--- BEGIN ---

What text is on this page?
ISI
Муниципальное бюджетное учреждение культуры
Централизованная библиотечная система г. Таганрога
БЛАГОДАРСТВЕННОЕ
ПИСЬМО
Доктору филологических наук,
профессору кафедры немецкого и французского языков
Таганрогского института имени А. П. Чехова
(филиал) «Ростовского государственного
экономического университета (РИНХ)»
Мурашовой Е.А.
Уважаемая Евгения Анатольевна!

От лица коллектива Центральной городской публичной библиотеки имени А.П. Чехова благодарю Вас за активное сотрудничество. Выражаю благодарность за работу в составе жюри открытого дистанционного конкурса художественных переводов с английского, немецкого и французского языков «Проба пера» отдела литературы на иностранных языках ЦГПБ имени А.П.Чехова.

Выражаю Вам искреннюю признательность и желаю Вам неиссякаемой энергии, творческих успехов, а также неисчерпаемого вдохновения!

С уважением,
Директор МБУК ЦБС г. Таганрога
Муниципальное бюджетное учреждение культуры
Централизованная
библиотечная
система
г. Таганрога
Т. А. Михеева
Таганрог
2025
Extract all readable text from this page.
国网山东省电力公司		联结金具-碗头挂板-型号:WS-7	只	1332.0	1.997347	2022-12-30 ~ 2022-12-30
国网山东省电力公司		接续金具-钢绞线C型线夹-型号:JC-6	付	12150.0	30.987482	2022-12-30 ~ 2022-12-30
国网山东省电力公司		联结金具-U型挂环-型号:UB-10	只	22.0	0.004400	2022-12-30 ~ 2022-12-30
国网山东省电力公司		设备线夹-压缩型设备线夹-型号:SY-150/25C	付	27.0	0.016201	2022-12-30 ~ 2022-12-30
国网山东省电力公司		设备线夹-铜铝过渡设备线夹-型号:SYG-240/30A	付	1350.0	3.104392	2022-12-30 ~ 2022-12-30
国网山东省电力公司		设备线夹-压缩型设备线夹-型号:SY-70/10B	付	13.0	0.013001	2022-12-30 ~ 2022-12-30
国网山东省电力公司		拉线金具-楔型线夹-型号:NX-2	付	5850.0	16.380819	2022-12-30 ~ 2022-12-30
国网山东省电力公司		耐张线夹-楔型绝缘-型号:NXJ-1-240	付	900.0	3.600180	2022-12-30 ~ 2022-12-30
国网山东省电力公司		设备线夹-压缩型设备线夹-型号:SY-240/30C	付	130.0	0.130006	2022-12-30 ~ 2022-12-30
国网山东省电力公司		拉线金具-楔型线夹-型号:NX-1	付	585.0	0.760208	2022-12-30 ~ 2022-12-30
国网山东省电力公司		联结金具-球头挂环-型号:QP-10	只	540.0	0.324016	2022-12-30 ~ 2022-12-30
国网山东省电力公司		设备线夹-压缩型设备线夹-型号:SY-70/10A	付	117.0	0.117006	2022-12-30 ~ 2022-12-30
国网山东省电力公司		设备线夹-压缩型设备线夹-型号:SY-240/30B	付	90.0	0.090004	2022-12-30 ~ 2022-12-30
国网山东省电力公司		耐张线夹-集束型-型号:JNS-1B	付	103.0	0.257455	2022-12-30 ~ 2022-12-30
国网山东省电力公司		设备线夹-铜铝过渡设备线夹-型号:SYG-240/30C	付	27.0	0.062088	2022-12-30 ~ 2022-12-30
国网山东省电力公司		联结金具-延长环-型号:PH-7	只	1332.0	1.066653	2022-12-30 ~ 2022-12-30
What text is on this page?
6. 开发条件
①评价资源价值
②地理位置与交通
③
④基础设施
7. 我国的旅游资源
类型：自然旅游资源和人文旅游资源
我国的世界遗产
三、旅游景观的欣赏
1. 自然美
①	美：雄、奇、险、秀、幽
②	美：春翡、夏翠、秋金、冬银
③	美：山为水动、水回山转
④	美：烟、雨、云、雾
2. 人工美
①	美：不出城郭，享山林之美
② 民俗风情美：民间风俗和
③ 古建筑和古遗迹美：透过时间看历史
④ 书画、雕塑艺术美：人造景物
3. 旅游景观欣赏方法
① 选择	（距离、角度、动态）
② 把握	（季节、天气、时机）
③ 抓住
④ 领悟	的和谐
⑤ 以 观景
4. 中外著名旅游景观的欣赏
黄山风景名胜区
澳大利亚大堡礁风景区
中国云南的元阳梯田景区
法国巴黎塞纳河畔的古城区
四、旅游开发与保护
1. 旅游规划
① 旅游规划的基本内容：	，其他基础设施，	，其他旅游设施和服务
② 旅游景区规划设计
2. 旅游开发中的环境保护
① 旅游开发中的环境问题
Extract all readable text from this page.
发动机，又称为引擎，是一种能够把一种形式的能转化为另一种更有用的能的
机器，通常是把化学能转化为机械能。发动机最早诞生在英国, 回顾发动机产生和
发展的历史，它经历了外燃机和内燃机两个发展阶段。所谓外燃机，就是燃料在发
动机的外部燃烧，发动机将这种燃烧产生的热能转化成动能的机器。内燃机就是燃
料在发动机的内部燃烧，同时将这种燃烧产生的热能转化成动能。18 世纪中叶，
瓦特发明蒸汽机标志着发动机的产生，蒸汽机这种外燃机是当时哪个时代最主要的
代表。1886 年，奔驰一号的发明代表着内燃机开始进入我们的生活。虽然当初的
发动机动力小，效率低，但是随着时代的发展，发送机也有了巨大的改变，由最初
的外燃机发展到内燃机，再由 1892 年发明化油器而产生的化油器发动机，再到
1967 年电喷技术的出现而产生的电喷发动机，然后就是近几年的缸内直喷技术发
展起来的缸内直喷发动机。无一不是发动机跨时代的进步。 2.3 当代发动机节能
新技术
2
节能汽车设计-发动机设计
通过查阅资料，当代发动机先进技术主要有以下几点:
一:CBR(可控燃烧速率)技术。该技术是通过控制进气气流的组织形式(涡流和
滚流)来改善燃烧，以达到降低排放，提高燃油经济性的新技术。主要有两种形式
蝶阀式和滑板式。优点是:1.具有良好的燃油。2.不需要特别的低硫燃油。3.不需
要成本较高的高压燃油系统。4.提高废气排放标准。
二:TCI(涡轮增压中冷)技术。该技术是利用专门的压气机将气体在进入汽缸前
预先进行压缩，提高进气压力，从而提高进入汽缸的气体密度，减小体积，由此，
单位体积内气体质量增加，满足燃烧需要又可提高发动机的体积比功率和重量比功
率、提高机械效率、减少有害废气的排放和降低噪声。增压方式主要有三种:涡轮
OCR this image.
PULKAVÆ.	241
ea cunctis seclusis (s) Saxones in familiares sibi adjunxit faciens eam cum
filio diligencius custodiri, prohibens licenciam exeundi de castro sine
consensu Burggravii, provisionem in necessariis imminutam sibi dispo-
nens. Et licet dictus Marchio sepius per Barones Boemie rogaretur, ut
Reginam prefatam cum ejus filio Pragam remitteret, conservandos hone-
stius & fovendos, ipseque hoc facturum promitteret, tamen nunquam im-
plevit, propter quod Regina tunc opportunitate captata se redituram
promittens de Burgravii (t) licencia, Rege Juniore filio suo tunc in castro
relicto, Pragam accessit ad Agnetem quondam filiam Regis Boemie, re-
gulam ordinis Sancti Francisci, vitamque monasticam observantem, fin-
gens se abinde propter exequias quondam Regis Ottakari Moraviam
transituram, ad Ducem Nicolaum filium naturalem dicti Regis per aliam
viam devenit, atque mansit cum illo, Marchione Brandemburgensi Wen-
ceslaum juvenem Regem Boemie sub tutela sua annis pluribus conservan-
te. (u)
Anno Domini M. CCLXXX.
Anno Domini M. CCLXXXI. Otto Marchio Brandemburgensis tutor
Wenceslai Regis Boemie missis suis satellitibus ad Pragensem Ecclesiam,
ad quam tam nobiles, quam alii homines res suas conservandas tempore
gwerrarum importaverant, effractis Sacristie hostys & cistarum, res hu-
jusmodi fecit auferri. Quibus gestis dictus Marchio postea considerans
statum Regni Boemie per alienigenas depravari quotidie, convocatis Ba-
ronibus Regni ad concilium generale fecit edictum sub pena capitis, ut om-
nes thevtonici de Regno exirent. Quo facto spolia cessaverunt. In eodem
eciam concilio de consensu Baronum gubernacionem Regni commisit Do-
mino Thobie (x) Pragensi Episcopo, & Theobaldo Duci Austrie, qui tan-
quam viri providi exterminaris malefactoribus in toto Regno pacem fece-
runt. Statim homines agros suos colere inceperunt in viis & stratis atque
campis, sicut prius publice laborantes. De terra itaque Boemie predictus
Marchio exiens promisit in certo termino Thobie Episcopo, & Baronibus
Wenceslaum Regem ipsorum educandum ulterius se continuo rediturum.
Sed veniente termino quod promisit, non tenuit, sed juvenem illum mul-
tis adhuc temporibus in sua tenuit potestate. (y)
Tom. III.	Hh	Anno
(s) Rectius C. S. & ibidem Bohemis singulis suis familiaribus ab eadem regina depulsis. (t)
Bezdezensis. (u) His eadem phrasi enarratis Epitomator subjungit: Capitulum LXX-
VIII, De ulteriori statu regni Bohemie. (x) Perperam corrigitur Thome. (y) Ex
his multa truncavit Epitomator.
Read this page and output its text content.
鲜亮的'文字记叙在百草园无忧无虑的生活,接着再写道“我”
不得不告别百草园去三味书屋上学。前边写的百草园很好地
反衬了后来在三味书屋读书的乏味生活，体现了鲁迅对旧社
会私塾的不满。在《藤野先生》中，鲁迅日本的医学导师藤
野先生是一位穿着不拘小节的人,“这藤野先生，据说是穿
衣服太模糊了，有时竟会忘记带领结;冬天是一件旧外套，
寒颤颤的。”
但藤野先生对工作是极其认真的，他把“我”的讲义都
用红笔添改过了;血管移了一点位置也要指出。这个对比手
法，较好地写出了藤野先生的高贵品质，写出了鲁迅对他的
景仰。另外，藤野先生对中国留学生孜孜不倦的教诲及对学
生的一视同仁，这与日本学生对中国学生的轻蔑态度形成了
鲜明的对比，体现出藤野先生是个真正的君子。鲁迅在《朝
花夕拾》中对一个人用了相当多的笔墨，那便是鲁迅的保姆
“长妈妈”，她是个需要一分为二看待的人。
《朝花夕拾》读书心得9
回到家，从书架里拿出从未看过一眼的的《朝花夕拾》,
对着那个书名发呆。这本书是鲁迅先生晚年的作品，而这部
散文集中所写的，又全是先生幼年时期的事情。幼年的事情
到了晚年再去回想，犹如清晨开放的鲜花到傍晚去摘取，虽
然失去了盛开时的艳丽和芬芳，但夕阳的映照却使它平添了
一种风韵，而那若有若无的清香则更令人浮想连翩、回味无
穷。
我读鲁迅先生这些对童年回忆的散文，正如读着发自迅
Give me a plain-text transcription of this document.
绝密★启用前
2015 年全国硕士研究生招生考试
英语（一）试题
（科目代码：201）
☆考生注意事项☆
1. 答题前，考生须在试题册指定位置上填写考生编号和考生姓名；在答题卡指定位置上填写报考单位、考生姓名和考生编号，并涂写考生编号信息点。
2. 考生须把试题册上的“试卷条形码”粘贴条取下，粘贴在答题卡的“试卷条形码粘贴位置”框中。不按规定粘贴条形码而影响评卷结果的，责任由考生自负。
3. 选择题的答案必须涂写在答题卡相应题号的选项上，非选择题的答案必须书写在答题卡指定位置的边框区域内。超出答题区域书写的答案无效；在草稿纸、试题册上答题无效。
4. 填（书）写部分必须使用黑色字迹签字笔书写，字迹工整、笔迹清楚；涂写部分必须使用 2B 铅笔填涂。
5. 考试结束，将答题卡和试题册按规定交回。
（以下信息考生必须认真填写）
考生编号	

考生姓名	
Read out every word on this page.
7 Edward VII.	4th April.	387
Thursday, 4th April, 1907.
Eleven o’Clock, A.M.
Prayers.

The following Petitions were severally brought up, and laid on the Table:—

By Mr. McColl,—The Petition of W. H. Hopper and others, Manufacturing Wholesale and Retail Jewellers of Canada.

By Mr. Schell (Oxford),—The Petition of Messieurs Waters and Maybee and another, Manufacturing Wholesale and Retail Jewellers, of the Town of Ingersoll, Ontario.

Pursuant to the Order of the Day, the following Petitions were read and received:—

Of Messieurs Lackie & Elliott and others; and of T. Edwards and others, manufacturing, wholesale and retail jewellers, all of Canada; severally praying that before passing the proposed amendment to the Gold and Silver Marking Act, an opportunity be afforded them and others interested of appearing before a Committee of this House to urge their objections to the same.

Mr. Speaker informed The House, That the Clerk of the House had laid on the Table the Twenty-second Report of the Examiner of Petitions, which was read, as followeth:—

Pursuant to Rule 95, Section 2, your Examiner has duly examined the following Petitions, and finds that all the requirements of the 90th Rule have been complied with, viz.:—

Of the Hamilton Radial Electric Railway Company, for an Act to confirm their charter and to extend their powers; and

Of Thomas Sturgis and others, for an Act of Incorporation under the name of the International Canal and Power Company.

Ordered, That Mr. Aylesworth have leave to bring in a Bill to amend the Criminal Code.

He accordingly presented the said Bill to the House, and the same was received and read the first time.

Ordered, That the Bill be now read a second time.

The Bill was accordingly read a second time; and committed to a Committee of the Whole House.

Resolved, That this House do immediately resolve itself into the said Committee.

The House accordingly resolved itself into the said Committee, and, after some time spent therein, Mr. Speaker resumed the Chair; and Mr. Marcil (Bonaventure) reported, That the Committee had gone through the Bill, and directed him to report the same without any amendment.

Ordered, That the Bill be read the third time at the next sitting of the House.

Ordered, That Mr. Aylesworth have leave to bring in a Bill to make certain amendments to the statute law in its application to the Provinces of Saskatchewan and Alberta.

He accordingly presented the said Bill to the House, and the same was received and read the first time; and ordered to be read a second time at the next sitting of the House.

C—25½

--- END ---

Return, from the data, each line that has the word "Regem" in it.

ceslaum juvenem Regem Boemie sub tutela sua annis pluribus conservan-
Wenceslaum Regem ipsorum educandum ulterius se continuo rediturum.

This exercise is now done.